- _What the exercise asks_: Your task is to give the data again, exactly, with every line intact.

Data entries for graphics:
◆ ◆ ◆ ◆ ◆
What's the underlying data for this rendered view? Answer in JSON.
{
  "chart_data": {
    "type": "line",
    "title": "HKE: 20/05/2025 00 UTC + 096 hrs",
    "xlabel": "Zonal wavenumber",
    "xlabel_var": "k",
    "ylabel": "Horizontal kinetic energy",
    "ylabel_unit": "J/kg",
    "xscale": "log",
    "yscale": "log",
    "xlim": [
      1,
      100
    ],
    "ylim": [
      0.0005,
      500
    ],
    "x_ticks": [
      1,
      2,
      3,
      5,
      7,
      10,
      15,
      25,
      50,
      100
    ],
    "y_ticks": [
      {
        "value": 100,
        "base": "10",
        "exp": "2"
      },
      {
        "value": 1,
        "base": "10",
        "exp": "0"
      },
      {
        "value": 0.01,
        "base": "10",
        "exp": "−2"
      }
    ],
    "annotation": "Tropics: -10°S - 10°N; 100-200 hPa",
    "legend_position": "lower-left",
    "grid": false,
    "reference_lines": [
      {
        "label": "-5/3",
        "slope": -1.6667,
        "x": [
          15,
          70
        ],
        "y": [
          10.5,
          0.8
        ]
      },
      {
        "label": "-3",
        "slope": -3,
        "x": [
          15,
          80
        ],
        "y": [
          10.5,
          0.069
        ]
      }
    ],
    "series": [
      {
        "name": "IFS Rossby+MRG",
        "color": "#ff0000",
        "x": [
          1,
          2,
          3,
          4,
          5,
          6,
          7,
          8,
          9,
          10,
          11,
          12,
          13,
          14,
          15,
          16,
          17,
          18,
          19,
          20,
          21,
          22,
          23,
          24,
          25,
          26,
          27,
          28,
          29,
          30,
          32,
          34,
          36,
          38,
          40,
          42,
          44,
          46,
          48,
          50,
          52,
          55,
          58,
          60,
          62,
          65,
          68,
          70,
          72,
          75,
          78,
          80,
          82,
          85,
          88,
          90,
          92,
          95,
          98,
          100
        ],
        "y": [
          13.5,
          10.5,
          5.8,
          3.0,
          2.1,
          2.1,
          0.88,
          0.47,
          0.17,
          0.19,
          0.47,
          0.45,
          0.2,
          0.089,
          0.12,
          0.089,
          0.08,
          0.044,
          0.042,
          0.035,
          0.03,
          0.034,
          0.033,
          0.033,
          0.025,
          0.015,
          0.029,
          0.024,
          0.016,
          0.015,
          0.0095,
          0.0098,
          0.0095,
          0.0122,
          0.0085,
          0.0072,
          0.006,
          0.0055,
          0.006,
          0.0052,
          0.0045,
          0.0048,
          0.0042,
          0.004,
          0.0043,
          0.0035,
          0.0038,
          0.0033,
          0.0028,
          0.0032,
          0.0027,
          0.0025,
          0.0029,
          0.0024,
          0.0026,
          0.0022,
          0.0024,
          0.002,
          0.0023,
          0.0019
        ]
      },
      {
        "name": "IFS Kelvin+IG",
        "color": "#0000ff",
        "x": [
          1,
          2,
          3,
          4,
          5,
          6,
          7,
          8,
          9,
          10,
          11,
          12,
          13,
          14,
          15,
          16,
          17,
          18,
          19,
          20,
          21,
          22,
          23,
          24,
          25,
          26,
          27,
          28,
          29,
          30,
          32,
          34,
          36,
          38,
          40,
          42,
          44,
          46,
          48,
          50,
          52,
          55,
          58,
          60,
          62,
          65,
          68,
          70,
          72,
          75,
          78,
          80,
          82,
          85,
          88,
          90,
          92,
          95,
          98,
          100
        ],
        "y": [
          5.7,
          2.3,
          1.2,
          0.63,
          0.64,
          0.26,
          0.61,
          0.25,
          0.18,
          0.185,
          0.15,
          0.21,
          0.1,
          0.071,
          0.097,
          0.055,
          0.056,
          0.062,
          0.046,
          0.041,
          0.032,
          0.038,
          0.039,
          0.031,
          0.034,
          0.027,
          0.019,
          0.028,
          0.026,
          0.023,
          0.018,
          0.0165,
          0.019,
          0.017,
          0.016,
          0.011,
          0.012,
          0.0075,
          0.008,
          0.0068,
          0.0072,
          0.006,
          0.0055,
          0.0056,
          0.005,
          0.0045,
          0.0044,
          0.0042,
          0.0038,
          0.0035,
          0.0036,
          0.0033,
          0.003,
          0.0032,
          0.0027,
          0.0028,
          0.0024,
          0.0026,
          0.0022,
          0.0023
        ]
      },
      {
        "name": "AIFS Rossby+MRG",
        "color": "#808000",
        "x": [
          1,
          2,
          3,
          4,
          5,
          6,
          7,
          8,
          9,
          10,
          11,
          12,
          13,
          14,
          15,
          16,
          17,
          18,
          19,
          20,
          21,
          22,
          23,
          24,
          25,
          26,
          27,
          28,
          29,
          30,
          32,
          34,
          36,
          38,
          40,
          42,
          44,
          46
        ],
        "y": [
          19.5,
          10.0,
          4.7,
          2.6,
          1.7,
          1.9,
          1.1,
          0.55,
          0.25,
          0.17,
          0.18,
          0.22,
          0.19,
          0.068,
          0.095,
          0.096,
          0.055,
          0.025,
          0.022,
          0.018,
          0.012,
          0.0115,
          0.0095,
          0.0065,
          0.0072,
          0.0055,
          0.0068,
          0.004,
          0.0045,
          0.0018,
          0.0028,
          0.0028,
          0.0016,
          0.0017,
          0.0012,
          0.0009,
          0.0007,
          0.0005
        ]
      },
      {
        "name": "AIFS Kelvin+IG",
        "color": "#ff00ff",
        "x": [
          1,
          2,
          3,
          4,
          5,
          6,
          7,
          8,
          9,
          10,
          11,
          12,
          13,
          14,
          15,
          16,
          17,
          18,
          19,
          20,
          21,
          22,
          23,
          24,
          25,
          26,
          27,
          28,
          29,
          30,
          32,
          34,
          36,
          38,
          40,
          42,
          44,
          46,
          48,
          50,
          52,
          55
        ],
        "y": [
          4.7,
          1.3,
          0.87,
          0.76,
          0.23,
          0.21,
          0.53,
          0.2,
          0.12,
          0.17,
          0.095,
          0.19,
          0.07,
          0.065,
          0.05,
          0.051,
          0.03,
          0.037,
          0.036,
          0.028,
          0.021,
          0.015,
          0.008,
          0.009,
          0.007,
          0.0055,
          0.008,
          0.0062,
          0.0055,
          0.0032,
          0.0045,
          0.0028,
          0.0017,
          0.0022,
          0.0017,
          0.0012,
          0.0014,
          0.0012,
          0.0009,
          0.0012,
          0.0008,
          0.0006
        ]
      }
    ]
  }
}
◆ ◆ ◆ ◆ ◆
- _Output below_:
What's the underlying data for this rendered view? Answer in JSON.
{
  "chart_data": {
    "type": "line",
    "title": "HKE: 20/05/2025 00 UTC + 096 hrs",
    "xlabel": "Zonal wavenumber",
    "xlabel_var": "k",
    "ylabel": "Horizontal kinetic energy",
    "ylabel_unit": "J/kg",
    "xscale": "log",
    "yscale": "log",
    "xlim": [
      1,
      100
    ],
    "ylim": [
      0.0005,
      500
    ],
    "x_ticks": [
      1,
      2,
      3,
      5,
      7,
      10,
      15,
      25,
      50,
      100
    ],
    "y_ticks": [
      {
        "value": 100,
        "base": "10",
        "exp": "2"
      },
      {
        "value": 1,
        "base": "10",
        "exp": "0"
      },
      {
        "value": 0.01,
        "base": "10",
        "exp": "−2"
      }
    ],
    "annotation": "Tropics: -10°S - 10°N; 100-200 hPa",
    "legend_position": "lower-left",
    "grid": false,
    "reference_lines": [
      {
        "label": "-5/3",
        "slope": -1.6667,
        "x": [
          15,
          70
        ],
        "y": [
          10.5,
          0.8
        ]
      },
      {
        "label": "-3",
        "slope": -3,
        "x": [
          15,
          80
        ],
        "y": [
          10.5,
          0.069
        ]
      }
    ],
    "series": [
      {
        "name": "IFS Rossby+MRG",
        "color": "#ff0000",
        "x": [
          1,
          2,
          3,
          4,
          5,
          6,
          7,
          8,
          9,
          10,
          11,
          12,
          13,
          14,
          15,
          16,
          17,
          18,
          19,
          20,
          21,
          22,
          23,
          24,
          25,
          26,
          27,
          28,
          29,
          30,
          32,
          34,
          36,
          38,
          40,
          42,
          44,
          46,
          48,
          50,
          52,
          55,
          58,
          60,
          62,
          65,
          68,
          70,
          72,
          75,
          78,
          80,
          82,
          85,
          88,
          90,
          92,
          95,
          98,
          100
        ],
        "y": [
          13.5,
          10.5,
          5.8,
          3.0,
          2.1,
          2.1,
          0.88,
          0.47,
          0.17,
          0.19,
          0.47,
          0.45,
          0.2,
          0.089,
          0.12,
          0.089,
          0.08,
          0.044,
          0.042,
          0.035,
          0.03,
          0.034,
          0.033,
          0.033,
          0.025,
          0.015,
          0.029,
          0.024,
          0.016,
          0.015,
          0.0095,
          0.0098,
          0.0095,
          0.0122,
          0.0085,
          0.0072,
          0.006,
          0.0055,
          0.006,
          0.0052,
          0.0045,
          0.0048,
          0.0042,
          0.004,
          0.0043,
          0.0035,
          0.0038,
          0.0033,
          0.0028,
          0.0032,
          0.0027,
          0.0025,
          0.0029,
          0.0024,
          0.0026,
          0.0022,
          0.0024,
          0.002,
          0.0023,
          0.0019
        ]
      },
      {
        "name": "IFS Kelvin+IG",
        "color": "#0000ff",
        "x": [
          1,
          2,
          3,
          4,
          5,
          6,
          7,
          8,
          9,
          10,
          11,
          12,
          13,
          14,
          15,
          16,
          17,
          18,
          19,
          20,
          21,
          22,
          23,
          24,
          25,
          26,
          27,
          28,
          29,
          30,
          32,
          34,
          36,
          38,
          40,
          42,
          44,
          46,
          48,
          50,
          52,
          55,
          58,
          60,
          62,
          65,
          68,
          70,
          72,
          75,
          78,
          80,
          82,
          85,
          88,
          90,
          92,
          95,
          98,
          100
        ],
        "y": [
          5.7,
          2.3,
          1.2,
          0.63,
          0.64,
          0.26,
          0.61,
          0.25,
          0.18,
          0.185,
          0.15,
          0.21,
          0.1,
          0.071,
          0.097,
          0.055,
          0.056,
          0.062,
          0.046,
          0.041,
          0.032,
          0.038,
          0.039,
          0.031,
          0.034,
          0.027,
          0.019,
          0.028,
          0.026,
          0.023,
          0.018,
          0.0165,
          0.019,
          0.017,
          0.016,
          0.011,
          0.012,
          0.0075,
          0.008,
          0.0068,
          0.0072,
          0.006,
          0.0055,
          0.0056,
          0.005,
          0.0045,
          0.0044,
          0.0042,
          0.0038,
          0.0035,
          0.0036,
          0.0033,
          0.003,
          0.0032,
          0.0027,
          0.0028,
          0.0024,
          0.0026,
          0.0022,
          0.0023
        ]
      },
      {
        "name": "AIFS Rossby+MRG",
        "color": "#808000",
        "x": [
          1,
          2,
          3,
          4,
          5,
          6,
          7,
          8,
          9,
          10,
          11,
          12,
          13,
          14,
          15,
          16,
          17,
          18,
          19,
          20,
          21,
          22,
          23,
          24,
          25,
          26,
          27,
          28,
          29,
          30,
          32,
          34,
          36,
          38,
          40,
          42,
          44,
          46
        ],
        "y": [
          19.5,
          10.0,
          4.7,
          2.6,
          1.7,
          1.9,
          1.1,
          0.55,
          0.25,
          0.17,
          0.18,
          0.22,
          0.19,
          0.068,
          0.095,
          0.096,
          0.055,
          0.025,
          0.022,
          0.018,
          0.012,
          0.0115,
          0.0095,
          0.0065,
          0.0072,
          0.0055,
          0.0068,
          0.004,
          0.0045,
          0.0018,
          0.0028,
          0.0028,
          0.0016,
          0.0017,
          0.0012,
          0.0009,
          0.0007,
          0.0005
        ]
      },
      {
        "name": "AIFS Kelvin+IG",
        "color": "#ff00ff",
        "x": [
          1,
          2,
          3,
          4,
          5,
          6,
          7,
          8,
          9,
          10,
          11,
          12,
          13,
          14,
          15,
          16,
          17,
          18,
          19,
          20,
          21,
          22,
          23,
          24,
          25,
          26,
          27,
          28,
          29,
          30,
          32,
          34,
          36,
          38,
          40,
          42,
          44,
          46,
          48,
          50,
          52,
          55
        ],
        "y": [
          4.7,
          1.3,
          0.87,
          0.76,
          0.23,
          0.21,
          0.53,
          0.2,
          0.12,
          0.17,
          0.095,
          0.19,
          0.07,
          0.065,
          0.05,
          0.051,
          0.03,
          0.037,
          0.036,
          0.028,
          0.021,
          0.015,
          0.008,
          0.009,
          0.007,
          0.0055,
          0.008,
          0.0062,
          0.0055,
          0.0032,
          0.0045,
          0.0028,
          0.0017,
          0.0022,
          0.0017,
          0.0012,
          0.0014,
          0.0012,
          0.0009,
          0.0012,
          0.0008,
          0.0006
        ]
      }
    ]
  }
}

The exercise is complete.